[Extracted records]

================================

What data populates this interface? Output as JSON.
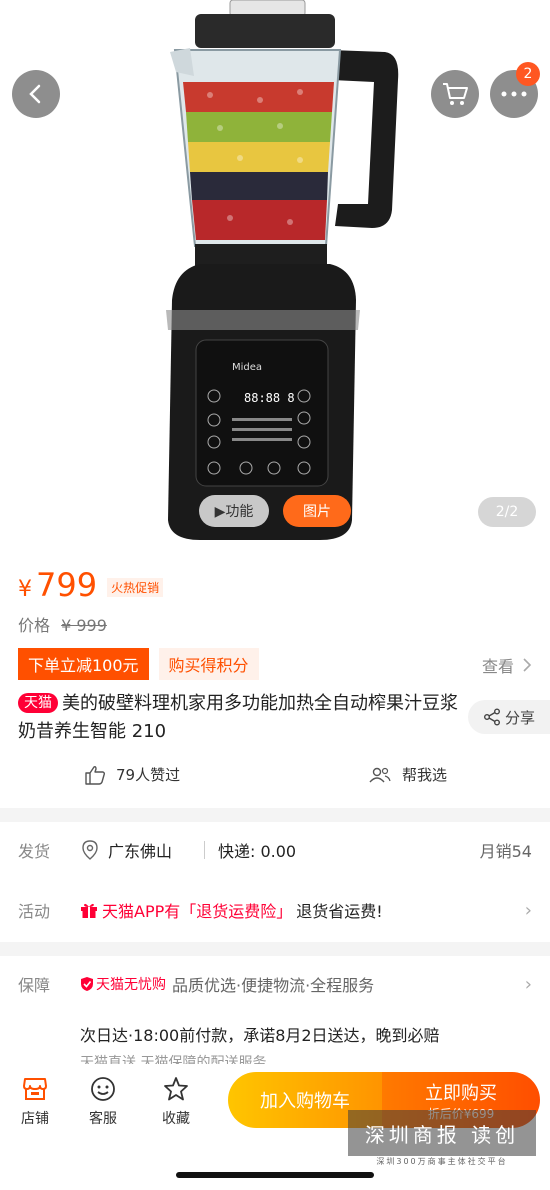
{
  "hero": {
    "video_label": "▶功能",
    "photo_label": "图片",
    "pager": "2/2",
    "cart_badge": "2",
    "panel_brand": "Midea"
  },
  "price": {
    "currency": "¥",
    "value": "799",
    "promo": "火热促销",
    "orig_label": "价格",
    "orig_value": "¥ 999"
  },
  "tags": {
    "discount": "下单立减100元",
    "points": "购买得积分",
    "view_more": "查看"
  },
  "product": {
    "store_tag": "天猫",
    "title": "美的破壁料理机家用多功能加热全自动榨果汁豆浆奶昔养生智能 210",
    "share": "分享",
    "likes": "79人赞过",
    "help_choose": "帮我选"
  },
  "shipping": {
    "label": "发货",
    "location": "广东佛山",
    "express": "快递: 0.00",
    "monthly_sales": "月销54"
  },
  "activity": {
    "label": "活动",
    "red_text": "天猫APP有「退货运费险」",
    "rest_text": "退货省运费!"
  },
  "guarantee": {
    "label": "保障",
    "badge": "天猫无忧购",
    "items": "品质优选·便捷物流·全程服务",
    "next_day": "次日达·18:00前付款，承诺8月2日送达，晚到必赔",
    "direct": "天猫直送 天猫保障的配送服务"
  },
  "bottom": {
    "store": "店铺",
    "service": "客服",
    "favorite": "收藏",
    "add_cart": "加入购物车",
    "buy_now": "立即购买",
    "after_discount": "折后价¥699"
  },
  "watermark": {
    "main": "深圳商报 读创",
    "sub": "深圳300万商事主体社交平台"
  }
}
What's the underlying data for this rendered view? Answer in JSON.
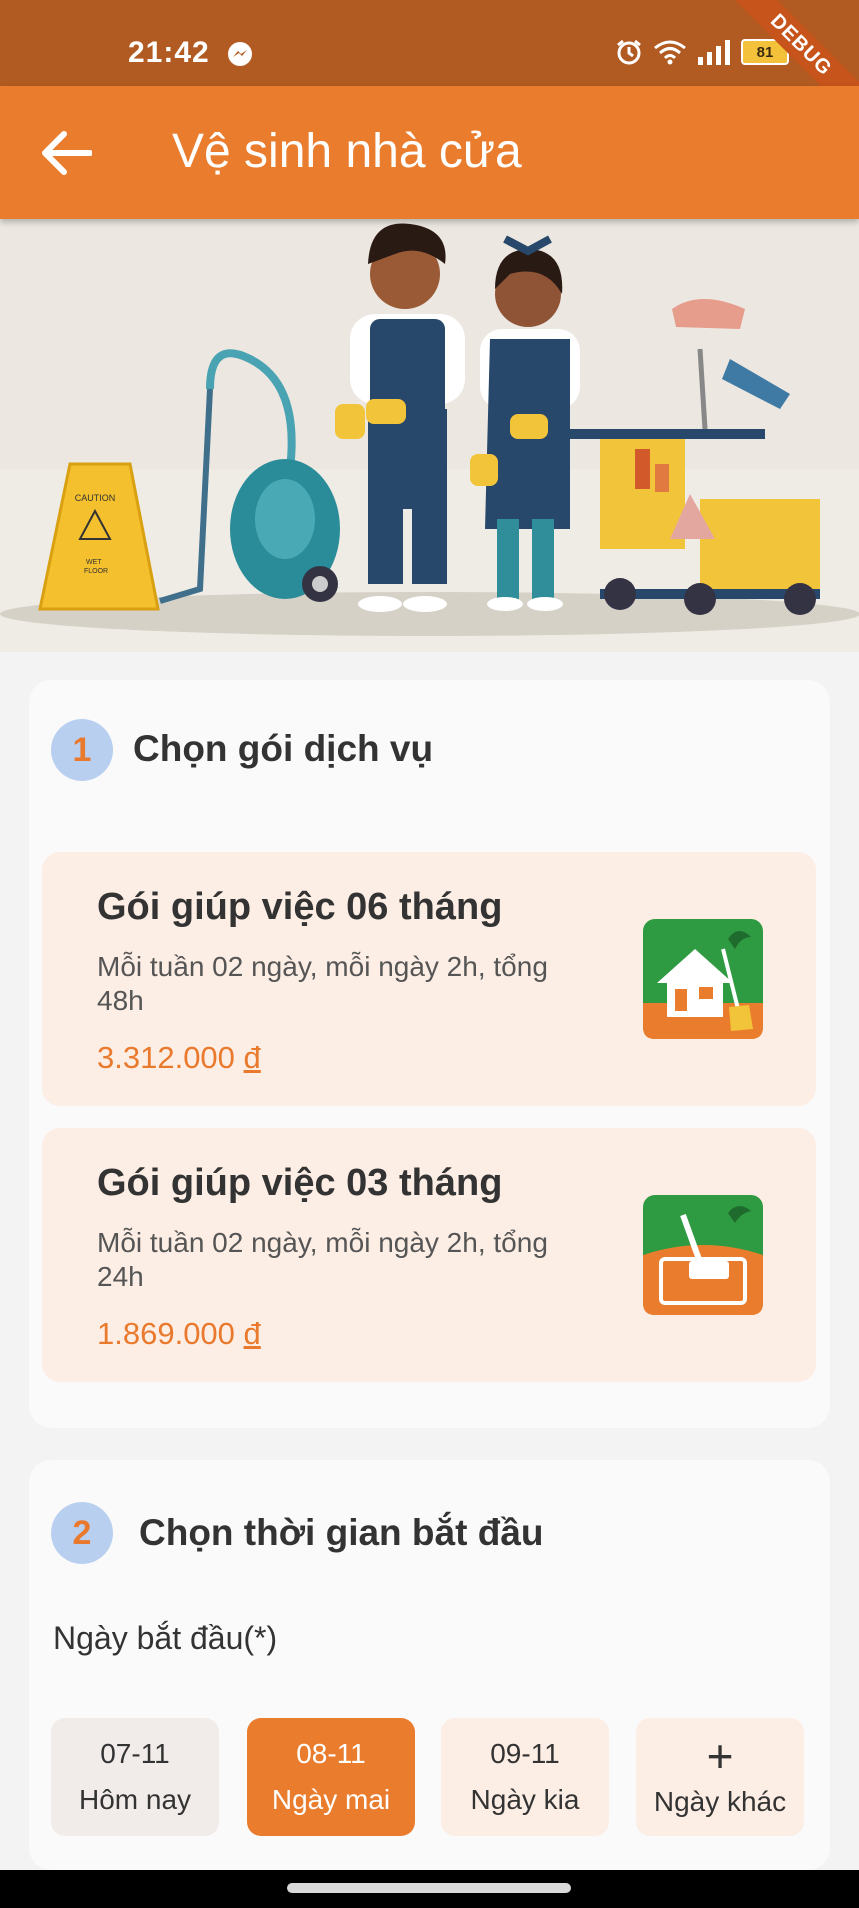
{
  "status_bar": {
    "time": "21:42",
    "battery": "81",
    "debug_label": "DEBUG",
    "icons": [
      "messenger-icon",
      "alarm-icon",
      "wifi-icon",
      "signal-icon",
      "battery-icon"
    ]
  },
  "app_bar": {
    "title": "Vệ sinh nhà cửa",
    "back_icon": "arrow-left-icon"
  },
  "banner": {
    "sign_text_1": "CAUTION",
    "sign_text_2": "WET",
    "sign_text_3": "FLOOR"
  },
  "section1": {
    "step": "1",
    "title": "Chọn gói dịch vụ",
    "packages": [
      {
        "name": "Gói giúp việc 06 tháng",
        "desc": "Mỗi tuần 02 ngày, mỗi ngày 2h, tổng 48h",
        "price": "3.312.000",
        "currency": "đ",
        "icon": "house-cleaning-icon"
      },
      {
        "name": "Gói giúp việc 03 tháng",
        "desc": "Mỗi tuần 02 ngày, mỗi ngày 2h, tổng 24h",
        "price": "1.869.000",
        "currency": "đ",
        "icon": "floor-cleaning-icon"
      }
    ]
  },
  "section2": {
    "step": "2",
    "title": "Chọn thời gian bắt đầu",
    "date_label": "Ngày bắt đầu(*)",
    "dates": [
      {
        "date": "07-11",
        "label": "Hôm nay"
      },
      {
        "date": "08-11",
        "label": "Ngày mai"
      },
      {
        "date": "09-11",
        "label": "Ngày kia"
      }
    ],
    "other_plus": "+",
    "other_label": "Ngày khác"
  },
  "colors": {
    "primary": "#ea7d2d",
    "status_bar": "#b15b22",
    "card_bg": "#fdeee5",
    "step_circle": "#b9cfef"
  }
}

================================

# [EXERCISE]
What is needed is an exact reproduction of the data, pictures excluded.

# [SOLUTION TO THIS PROBLEM]
What data populates this interface? Output as JSON.
{
  "hero": {
    "video_label": "▶功能",
    "photo_label": "图片",
    "pager": "2/2",
    "cart_badge": "2",
    "panel_brand": "Midea"
  },
  "price": {
    "currency": "¥",
    "value": "799",
    "promo": "火热促销",
    "orig_label": "价格",
    "orig_value": "¥ 999"
  },
  "tags": {
    "discount": "下单立减100元",
    "points": "购买得积分",
    "view_more": "查看"
  },
  "product": {
    "store_tag": "天猫",
    "title": "美的破壁料理机家用多功能加热全自动榨果汁豆浆奶昔养生智能 210",
    "share": "分享",
    "likes": "79人赞过",
    "help_choose": "帮我选"
  },
  "shipping": {
    "label": "发货",
    "location": "广东佛山",
    "express": "快递: 0.00",
    "monthly_sales": "月销54"
  },
  "activity": {
    "label": "活动",
    "red_text": "天猫APP有「退货运费险」",
    "rest_text": "退货省运费!"
  },
  "guarantee": {
    "label": "保障",
    "badge": "天猫无忧购",
    "items": "品质优选·便捷物流·全程服务",
    "next_day": "次日达·18:00前付款，承诺8月2日送达，晚到必赔",
    "direct": "天猫直送 天猫保障的配送服务"
  },
  "bottom": {
    "store": "店铺",
    "service": "客服",
    "favorite": "收藏",
    "add_cart": "加入购物车",
    "buy_now": "立即购买",
    "after_discount": "折后价¥699"
  },
  "watermark": {
    "main": "深圳商报 读创",
    "sub": "深圳300万商事主体社交平台"
  }
}
What's the underlying data for this rendered view? Answer in JSON.
{
  "status_bar": {
    "time": "21:42",
    "battery": "81",
    "debug_label": "DEBUG",
    "icons": [
      "messenger-icon",
      "alarm-icon",
      "wifi-icon",
      "signal-icon",
      "battery-icon"
    ]
  },
  "app_bar": {
    "title": "Vệ sinh nhà cửa",
    "back_icon": "arrow-left-icon"
  },
  "banner": {
    "sign_text_1": "CAUTION",
    "sign_text_2": "WET",
    "sign_text_3": "FLOOR"
  },
  "section1": {
    "step": "1",
    "title": "Chọn gói dịch vụ",
    "packages": [
      {
        "name": "Gói giúp việc 06 tháng",
        "desc": "Mỗi tuần 02 ngày, mỗi ngày 2h, tổng 48h",
        "price": "3.312.000",
        "currency": "đ",
        "icon": "house-cleaning-icon"
      },
      {
        "name": "Gói giúp việc 03 tháng",
        "desc": "Mỗi tuần 02 ngày, mỗi ngày 2h, tổng 24h",
        "price": "1.869.000",
        "currency": "đ",
        "icon": "floor-cleaning-icon"
      }
    ]
  },
  "section2": {
    "step": "2",
    "title": "Chọn thời gian bắt đầu",
    "date_label": "Ngày bắt đầu(*)",
    "dates": [
      {
        "date": "07-11",
        "label": "Hôm nay"
      },
      {
        "date": "08-11",
        "label": "Ngày mai"
      },
      {
        "date": "09-11",
        "label": "Ngày kia"
      }
    ],
    "other_plus": "+",
    "other_label": "Ngày khác"
  },
  "colors": {
    "primary": "#ea7d2d",
    "status_bar": "#b15b22",
    "card_bg": "#fdeee5",
    "step_circle": "#b9cfef"
  }
}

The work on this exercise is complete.